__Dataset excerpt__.
::::::::

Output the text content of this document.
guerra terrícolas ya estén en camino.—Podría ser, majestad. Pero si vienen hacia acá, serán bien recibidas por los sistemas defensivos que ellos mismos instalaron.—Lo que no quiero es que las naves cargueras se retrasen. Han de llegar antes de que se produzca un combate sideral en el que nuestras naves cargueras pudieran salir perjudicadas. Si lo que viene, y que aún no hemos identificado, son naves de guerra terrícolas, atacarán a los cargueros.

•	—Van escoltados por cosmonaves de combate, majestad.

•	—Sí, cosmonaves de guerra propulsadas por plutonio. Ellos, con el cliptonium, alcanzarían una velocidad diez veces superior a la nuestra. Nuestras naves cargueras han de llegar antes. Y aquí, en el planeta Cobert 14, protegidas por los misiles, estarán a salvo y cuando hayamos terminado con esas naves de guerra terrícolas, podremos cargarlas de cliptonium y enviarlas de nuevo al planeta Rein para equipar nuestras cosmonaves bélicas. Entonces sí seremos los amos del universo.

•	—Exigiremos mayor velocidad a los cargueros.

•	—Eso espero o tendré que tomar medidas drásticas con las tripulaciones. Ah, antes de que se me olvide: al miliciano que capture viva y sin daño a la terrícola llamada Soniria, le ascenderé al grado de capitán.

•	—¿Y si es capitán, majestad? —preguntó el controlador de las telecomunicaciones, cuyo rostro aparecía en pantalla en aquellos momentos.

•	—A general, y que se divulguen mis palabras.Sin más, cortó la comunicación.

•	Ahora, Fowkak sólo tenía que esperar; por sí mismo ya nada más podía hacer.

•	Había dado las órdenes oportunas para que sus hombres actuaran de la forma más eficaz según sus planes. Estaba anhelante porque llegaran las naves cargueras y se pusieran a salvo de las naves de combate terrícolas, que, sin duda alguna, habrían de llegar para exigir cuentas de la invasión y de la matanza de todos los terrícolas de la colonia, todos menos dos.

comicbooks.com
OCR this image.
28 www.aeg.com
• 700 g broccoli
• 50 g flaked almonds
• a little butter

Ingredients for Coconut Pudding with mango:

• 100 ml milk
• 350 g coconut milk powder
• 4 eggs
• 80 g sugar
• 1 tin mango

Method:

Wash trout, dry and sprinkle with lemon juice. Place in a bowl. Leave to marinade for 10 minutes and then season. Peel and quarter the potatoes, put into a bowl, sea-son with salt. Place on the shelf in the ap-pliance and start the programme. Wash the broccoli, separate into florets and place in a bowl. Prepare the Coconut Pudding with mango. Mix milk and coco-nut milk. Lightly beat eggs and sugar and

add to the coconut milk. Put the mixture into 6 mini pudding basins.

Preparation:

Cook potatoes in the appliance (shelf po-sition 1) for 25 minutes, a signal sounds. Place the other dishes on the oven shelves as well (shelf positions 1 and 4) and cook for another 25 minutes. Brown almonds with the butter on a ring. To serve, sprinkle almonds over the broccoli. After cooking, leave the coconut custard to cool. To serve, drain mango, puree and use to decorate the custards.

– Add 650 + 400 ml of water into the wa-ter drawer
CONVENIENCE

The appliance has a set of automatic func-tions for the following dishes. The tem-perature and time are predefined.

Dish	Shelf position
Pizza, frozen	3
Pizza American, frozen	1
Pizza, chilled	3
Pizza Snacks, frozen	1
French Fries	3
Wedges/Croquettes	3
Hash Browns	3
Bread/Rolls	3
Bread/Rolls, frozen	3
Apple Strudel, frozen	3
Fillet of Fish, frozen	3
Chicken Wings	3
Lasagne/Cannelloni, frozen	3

::::::::

__Set exercise__.
Each entry above is to be quoted exactly.

__Completed exercise__.
Output the text content of this document.
guerra terrícolas ya estén en camino.—Podría ser, majestad. Pero si vienen hacia acá, serán bien recibidas por los sistemas defensivos que ellos mismos instalaron.—Lo que no quiero es que las naves cargueras se retrasen. Han de llegar antes de que se produzca un combate sideral en el que nuestras naves cargueras pudieran salir perjudicadas. Si lo que viene, y que aún no hemos identificado, son naves de guerra terrícolas, atacarán a los cargueros.

•	—Van escoltados por cosmonaves de combate, majestad.

•	—Sí, cosmonaves de guerra propulsadas por plutonio. Ellos, con el cliptonium, alcanzarían una velocidad diez veces superior a la nuestra. Nuestras naves cargueras han de llegar antes. Y aquí, en el planeta Cobert 14, protegidas por los misiles, estarán a salvo y cuando hayamos terminado con esas naves de guerra terrícolas, podremos cargarlas de cliptonium y enviarlas de nuevo al planeta Rein para equipar nuestras cosmonaves bélicas. Entonces sí seremos los amos del universo.

•	—Exigiremos mayor velocidad a los cargueros.

•	—Eso espero o tendré que tomar medidas drásticas con las tripulaciones. Ah, antes de que se me olvide: al miliciano que capture viva y sin daño a la terrícola llamada Soniria, le ascenderé al grado de capitán.

•	—¿Y si es capitán, majestad? —preguntó el controlador de las telecomunicaciones, cuyo rostro aparecía en pantalla en aquellos momentos.

•	—A general, y que se divulguen mis palabras.Sin más, cortó la comunicación.

•	Ahora, Fowkak sólo tenía que esperar; por sí mismo ya nada más podía hacer.

•	Había dado las órdenes oportunas para que sus hombres actuaran de la forma más eficaz según sus planes. Estaba anhelante porque llegaran las naves cargueras y se pusieran a salvo de las naves de combate terrícolas, que, sin duda alguna, habrían de llegar para exigir cuentas de la invasión y de la matanza de todos los terrícolas de la colonia, todos menos dos.

comicbooks.com
OCR this image.
28 www.aeg.com
• 700 g broccoli
• 50 g flaked almonds
• a little butter

Ingredients for Coconut Pudding with mango:

• 100 ml milk
• 350 g coconut milk powder
• 4 eggs
• 80 g sugar
• 1 tin mango

Method:

Wash trout, dry and sprinkle with lemon juice. Place in a bowl. Leave to marinade for 10 minutes and then season. Peel and quarter the potatoes, put into a bowl, sea-son with salt. Place on the shelf in the ap-pliance and start the programme. Wash the broccoli, separate into florets and place in a bowl. Prepare the Coconut Pudding with mango. Mix milk and coco-nut milk. Lightly beat eggs and sugar and

add to the coconut milk. Put the mixture into 6 mini pudding basins.

Preparation:

Cook potatoes in the appliance (shelf po-sition 1) for 25 minutes, a signal sounds. Place the other dishes on the oven shelves as well (shelf positions 1 and 4) and cook for another 25 minutes. Brown almonds with the butter on a ring. To serve, sprinkle almonds over the broccoli. After cooking, leave the coconut custard to cool. To serve, drain mango, puree and use to decorate the custards.

– Add 650 + 400 ml of water into the wa-ter drawer
CONVENIENCE

The appliance has a set of automatic func-tions for the following dishes. The tem-perature and time are predefined.

Dish	Shelf position
Pizza, frozen	3
Pizza American, frozen	1
Pizza, chilled	3
Pizza Snacks, frozen	1
French Fries	3
Wedges/Croquettes	3
Hash Browns	3
Bread/Rolls	3
Bread/Rolls, frozen	3
Apple Strudel, frozen	3
Fillet of Fish, frozen	3
Chicken Wings	3
Lasagne/Cannelloni, frozen	3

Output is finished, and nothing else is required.